Extract the full listing below without altering a single character.

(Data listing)
—————
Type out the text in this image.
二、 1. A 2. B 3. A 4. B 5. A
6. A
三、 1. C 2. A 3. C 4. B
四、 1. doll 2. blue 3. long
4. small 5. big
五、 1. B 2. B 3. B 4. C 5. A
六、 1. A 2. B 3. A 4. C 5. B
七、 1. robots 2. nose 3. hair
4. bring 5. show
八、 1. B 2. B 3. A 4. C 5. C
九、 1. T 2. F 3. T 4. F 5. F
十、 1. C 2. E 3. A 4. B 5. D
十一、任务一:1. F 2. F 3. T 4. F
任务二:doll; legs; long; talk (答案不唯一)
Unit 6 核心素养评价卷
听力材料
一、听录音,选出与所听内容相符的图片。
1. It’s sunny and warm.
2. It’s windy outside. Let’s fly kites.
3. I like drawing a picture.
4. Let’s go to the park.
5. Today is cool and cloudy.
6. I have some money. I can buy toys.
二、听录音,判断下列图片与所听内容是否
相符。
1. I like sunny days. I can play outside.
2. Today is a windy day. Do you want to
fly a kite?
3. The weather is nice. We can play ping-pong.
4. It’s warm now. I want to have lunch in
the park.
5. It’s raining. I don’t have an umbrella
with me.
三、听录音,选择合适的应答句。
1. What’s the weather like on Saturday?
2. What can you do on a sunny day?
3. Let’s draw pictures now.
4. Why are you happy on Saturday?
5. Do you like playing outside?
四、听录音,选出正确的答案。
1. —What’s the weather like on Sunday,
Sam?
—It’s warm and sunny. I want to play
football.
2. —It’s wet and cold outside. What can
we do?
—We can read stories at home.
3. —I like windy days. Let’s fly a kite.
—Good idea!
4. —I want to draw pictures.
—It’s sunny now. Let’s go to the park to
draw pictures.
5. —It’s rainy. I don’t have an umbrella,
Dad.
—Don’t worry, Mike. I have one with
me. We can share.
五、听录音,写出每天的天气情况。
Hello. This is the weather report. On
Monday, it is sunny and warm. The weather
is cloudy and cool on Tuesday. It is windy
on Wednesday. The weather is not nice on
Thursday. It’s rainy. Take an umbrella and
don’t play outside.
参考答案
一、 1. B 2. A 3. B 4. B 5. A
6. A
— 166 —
—————
**Problem solution:**
Type out the text in this image.
二、 1. A 2. B 3. A 4. B 5. A
6. A
三、 1. C 2. A 3. C 4. B
四、 1. doll 2. blue 3. long
4. small 5. big
五、 1. B 2. B 3. B 4. C 5. A
六、 1. A 2. B 3. A 4. C 5. B
七、 1. robots 2. nose 3. hair
4. bring 5. show
八、 1. B 2. B 3. A 4. C 5. C
九、 1. T 2. F 3. T 4. F 5. F
十、 1. C 2. E 3. A 4. B 5. D
十一、任务一:1. F 2. F 3. T 4. F
任务二:doll; legs; long; talk (答案不唯一)
Unit 6 核心素养评价卷
听力材料
一、听录音,选出与所听内容相符的图片。
1. It’s sunny and warm.
2. It’s windy outside. Let’s fly kites.
3. I like drawing a picture.
4. Let’s go to the park.
5. Today is cool and cloudy.
6. I have some money. I can buy toys.
二、听录音,判断下列图片与所听内容是否
相符。
1. I like sunny days. I can play outside.
2. Today is a windy day. Do you want to
fly a kite?
3. The weather is nice. We can play ping-pong.
4. It’s warm now. I want to have lunch in
the park.
5. It’s raining. I don’t have an umbrella
with me.
三、听录音,选择合适的应答句。
1. What’s the weather like on Saturday?
2. What can you do on a sunny day?
3. Let’s draw pictures now.
4. Why are you happy on Saturday?
5. Do you like playing outside?
四、听录音,选出正确的答案。
1. —What’s the weather like on Sunday,
Sam?
—It’s warm and sunny. I want to play
football.
2. —It’s wet and cold outside. What can
we do?
—We can read stories at home.
3. —I like windy days. Let’s fly a kite.
—Good idea!
4. —I want to draw pictures.
—It’s sunny now. Let’s go to the park to
draw pictures.
5. —It’s rainy. I don’t have an umbrella,
Dad.
—Don’t worry, Mike. I have one with
me. We can share.
五、听录音,写出每天的天气情况。
Hello. This is the weather report. On
Monday, it is sunny and warm. The weather
is cloudy and cool on Tuesday. It is windy
on Wednesday. The weather is not nice on
Thursday. It’s rainy. Take an umbrella and
don’t play outside.
参考答案
一、 1. B 2. A 3. B 4. B 5. A
6. A
— 166 —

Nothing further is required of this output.